### What is being asked
Give the number of lines that include the string "image", nothing more.

Collected data entries:
---+---
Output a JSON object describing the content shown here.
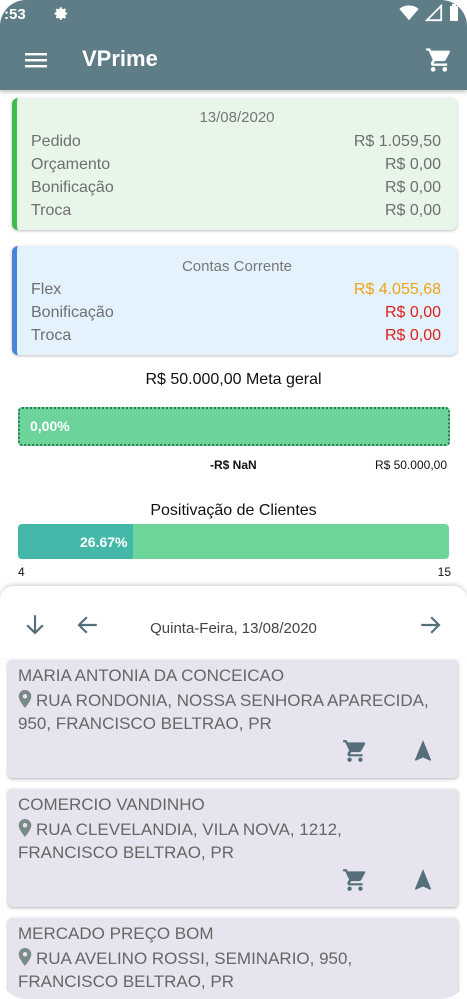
{
  "statusbar": {
    "time": ":53"
  },
  "appbar": {
    "title": "VPrime"
  },
  "summary": {
    "date": "13/08/2020",
    "rows": [
      {
        "label": "Pedido",
        "value": "R$ 1.059,50"
      },
      {
        "label": "Orçamento",
        "value": "R$ 0,00"
      },
      {
        "label": "Bonificação",
        "value": "R$ 0,00"
      },
      {
        "label": "Troca",
        "value": "R$ 0,00"
      }
    ]
  },
  "contas": {
    "title": "Contas Corrente",
    "rows": [
      {
        "label": "Flex",
        "value": "R$ 4.055,68",
        "color": "#f0a21a"
      },
      {
        "label": "Bonificação",
        "value": "R$ 0,00",
        "color": "#e0201c"
      },
      {
        "label": "Troca",
        "value": "R$ 0,00",
        "color": "#e0201c"
      }
    ]
  },
  "meta": {
    "title": "R$ 50.000,00 Meta geral",
    "percent_label": "0,00%",
    "progress": 0,
    "left_value": "-R$ NaN",
    "right_value": "R$ 50.000,00"
  },
  "positivacao": {
    "title": "Positivação de Clientes",
    "percent_label": "26.67%",
    "progress": 0.2667,
    "min": "4",
    "max": "15"
  },
  "datenav": {
    "date": "Quinta-Feira, 13/08/2020"
  },
  "clients": [
    {
      "name": "MARIA ANTONIA DA CONCEICAO",
      "address": "RUA RONDONIA, NOSSA SENHORA APARECIDA, 950, FRANCISCO BELTRAO, PR"
    },
    {
      "name": "COMERCIO VANDINHO",
      "address": "RUA CLEVELANDIA, VILA NOVA, 1212, FRANCISCO BELTRAO, PR"
    },
    {
      "name": "MERCADO PREÇO BOM",
      "address": "RUA AVELINO ROSSI, SEMINARIO, 950, FRANCISCO BELTRAO, PR"
    }
  ],
  "colors": {
    "appbar": "#5f7d87",
    "accent_green": "#3dbb4e",
    "accent_blue": "#4a83d9",
    "progress_green": "#6cd39a",
    "progress_teal": "#44b8a8",
    "client_bg": "#e8e4ef",
    "action_icon": "#546e7a"
  }
}
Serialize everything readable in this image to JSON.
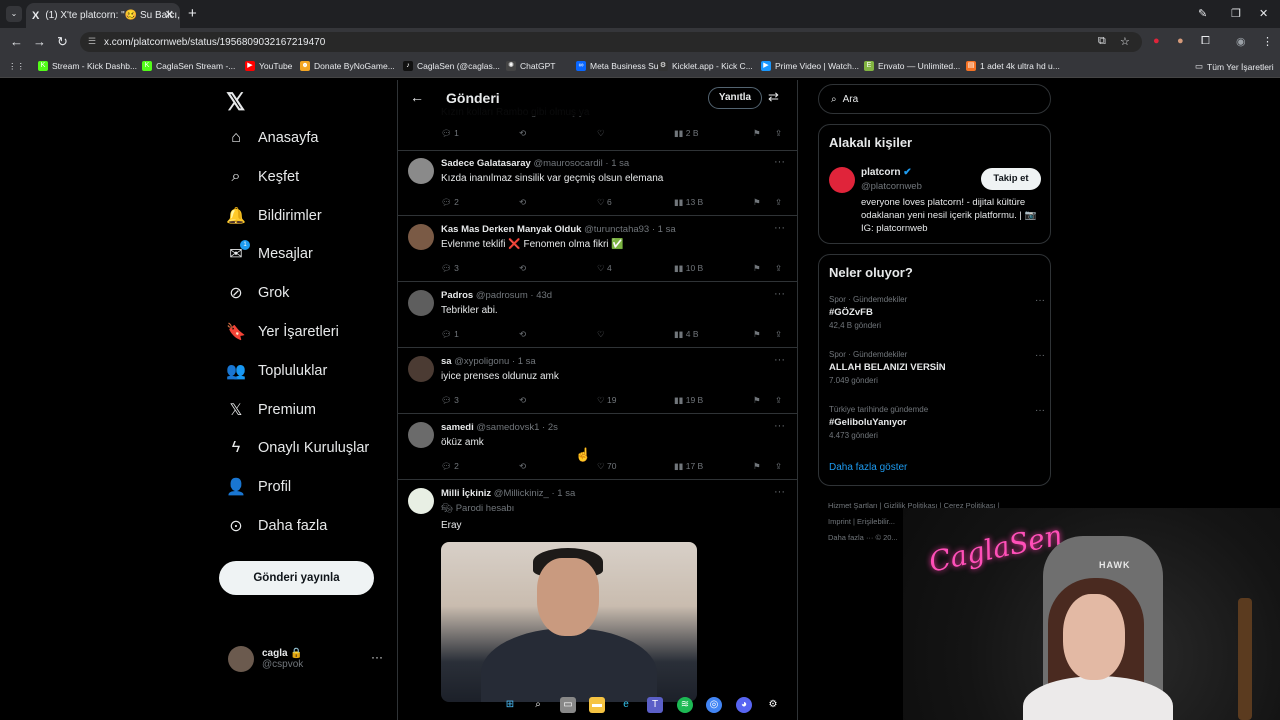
{
  "browser": {
    "tab_title": "(1) X'te platcorn: \"🥴 Su Balcı, l...",
    "tab_favicon": "X",
    "address": "x.com/platcornweb/status/1956809032167219470",
    "bookmarks": [
      {
        "label": "Stream - Kick Dashb...",
        "color": "#53fc18",
        "icon": "K"
      },
      {
        "label": "CaglaSen Stream -...",
        "color": "#53fc18",
        "icon": "K"
      },
      {
        "label": "YouTube",
        "color": "#ff0000",
        "icon": "▶"
      },
      {
        "label": "Donate ByNoGame...",
        "color": "#f5a623",
        "icon": "☻"
      },
      {
        "label": "CaglaSen (@caglas...",
        "color": "#111111",
        "icon": "♪"
      },
      {
        "label": "ChatGPT",
        "color": "#444444",
        "icon": "✺"
      },
      {
        "label": "Meta Business Suite",
        "color": "#0866ff",
        "icon": "∞"
      },
      {
        "label": "Kicklet.app - Kick C...",
        "color": "#333333",
        "icon": "⚙"
      },
      {
        "label": "Prime Video | Watch...",
        "color": "#1a98ff",
        "icon": "▶"
      },
      {
        "label": "Envato — Unlimited...",
        "color": "#82b541",
        "icon": "E"
      },
      {
        "label": "1 adet 4k ultra hd u...",
        "color": "#f57224",
        "icon": "▤"
      }
    ],
    "all_bookmarks": "Tüm Yer İşaretleri"
  },
  "sidebar": {
    "items": [
      {
        "label": "Anasayfa",
        "icon": "home-icon",
        "glyph": "⌂"
      },
      {
        "label": "Keşfet",
        "icon": "search-icon",
        "glyph": "⌕"
      },
      {
        "label": "Bildirimler",
        "icon": "bell-icon",
        "glyph": "🔔"
      },
      {
        "label": "Mesajlar",
        "icon": "mail-icon",
        "glyph": "✉"
      },
      {
        "label": "Grok",
        "icon": "grok-icon",
        "glyph": "⊘"
      },
      {
        "label": "Yer İşaretleri",
        "icon": "bookmark-icon",
        "glyph": "🔖"
      },
      {
        "label": "Topluluklar",
        "icon": "communities-icon",
        "glyph": "👥"
      },
      {
        "label": "Premium",
        "icon": "x-premium-icon",
        "glyph": "𝕏"
      },
      {
        "label": "Onaylı Kuruluşlar",
        "icon": "lightning-icon",
        "glyph": "ϟ"
      },
      {
        "label": "Profil",
        "icon": "profile-icon",
        "glyph": "👤"
      },
      {
        "label": "Daha fazla",
        "icon": "more-circle-icon",
        "glyph": "⊙"
      }
    ],
    "messages_badge": "1",
    "post_button": "Gönderi yayınla",
    "user_name": "cagla 🔒",
    "user_handle": "@cspvok"
  },
  "main": {
    "title": "Gönderi",
    "reply_button": "Yanıtla",
    "partial_text": "Kızın kolları Rambo gibi olmuş ya",
    "partial_actions": {
      "replies": "1",
      "likes": "",
      "views": "2 B"
    },
    "tweets": [
      {
        "name": "Sadece Galatasaray",
        "handle": "@maurosocardil",
        "time": "1 sa",
        "text": "Kızda inanılmaz sinsilik var geçmiş olsun elemana",
        "replies": "2",
        "retweets": "",
        "likes": "6",
        "views": "13 B",
        "avatar_color": "#8a8a8a"
      },
      {
        "name": "Kas Mas Derken Manyak Olduk",
        "handle": "@turunctaha93",
        "time": "1 sa",
        "text": "Evlenme teklifi ❌ Fenomen olma fikri ✅",
        "replies": "3",
        "retweets": "",
        "likes": "4",
        "views": "10 B",
        "avatar_color": "#7a5a45"
      },
      {
        "name": "Padros",
        "handle": "@padrosum",
        "time": "43d",
        "text": "Tebrikler abi.",
        "replies": "1",
        "retweets": "",
        "likes": "",
        "views": "4 B",
        "avatar_color": "#5e5e5e"
      },
      {
        "name": "sa",
        "handle": "@xypoligonu",
        "time": "1 sa",
        "text": "iyice prenses oldunuz amk",
        "replies": "3",
        "retweets": "",
        "likes": "19",
        "views": "19 B",
        "avatar_color": "#4b3b33"
      },
      {
        "name": "samedi",
        "handle": "@samedovsk1",
        "time": "2s",
        "text": "öküz amk",
        "replies": "2",
        "retweets": "",
        "likes": "70",
        "views": "17 B",
        "avatar_color": "#6b6b6b"
      }
    ],
    "last_tweet": {
      "name": "Milli İçkiniz",
      "handle": "@Millickiniz_",
      "time": "1 sa",
      "label": "Parodi hesabı",
      "text": "Eray"
    }
  },
  "right": {
    "search_placeholder": "Ara",
    "related_title": "Alakalı kişiler",
    "related_name": "platcorn",
    "related_handle": "@platcornweb",
    "follow_button": "Takip et",
    "related_bio": "everyone loves platcorn! - dijital kültüre odaklanan yeni nesil içerik platformu. | 📷 IG: platcornweb",
    "trends_title": "Neler oluyor?",
    "trends": [
      {
        "category": "Spor · Gündemdekiler",
        "title": "#GÖZvFB",
        "count": "42,4 B gönderi"
      },
      {
        "category": "Spor · Gündemdekiler",
        "title": "ALLAH BELANIZI VERSİN",
        "count": "7.049 gönderi"
      },
      {
        "category": "Türkiye tarihinde gündemde",
        "title": "#GeliboluYanıyor",
        "count": "4.473 gönderi"
      }
    ],
    "show_more": "Daha fazla göster",
    "footer_line1": "Hizmet Şartları  |  Gizlilik Politikası  |  Çerez Politikası  |",
    "footer_line2": "Imprint  |  Erişilebilir...",
    "footer_line3": "Daha fazla ···  © 20..."
  },
  "overlay": {
    "neon_sign": "CaglaSen",
    "chair_brand": "HAWK"
  }
}
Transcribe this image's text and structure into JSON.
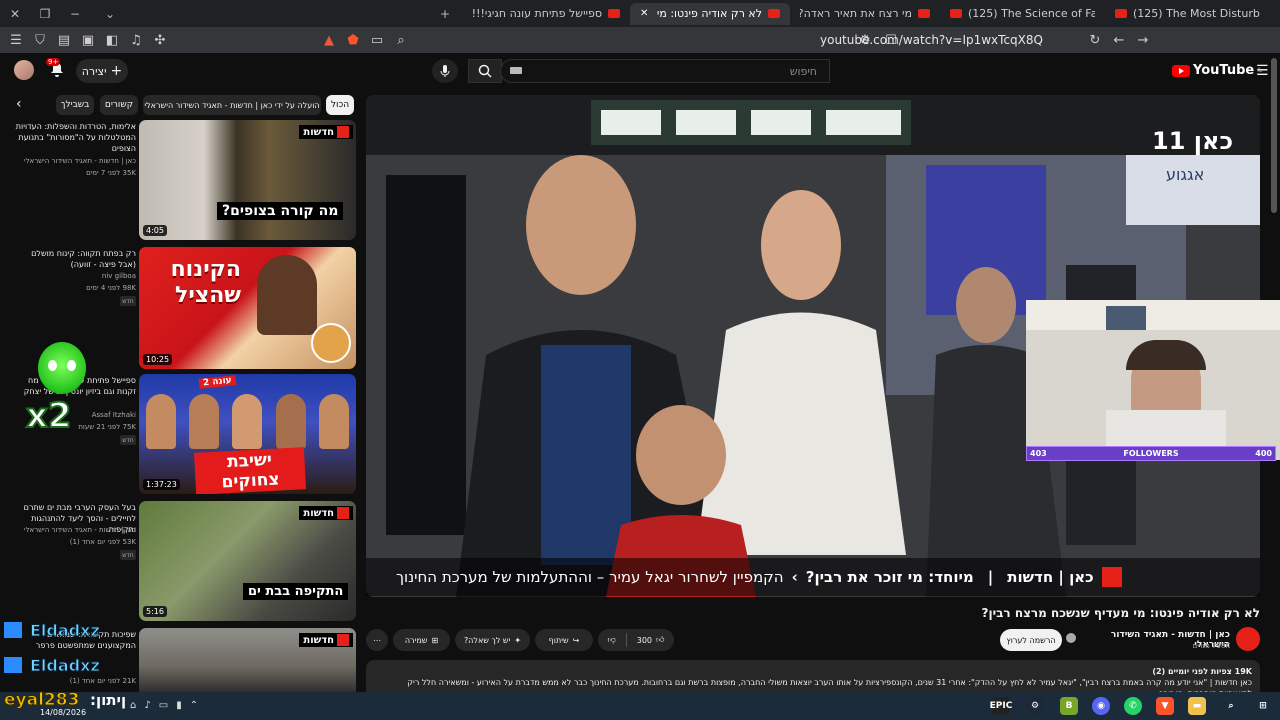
---+---
### Solution to this problem
2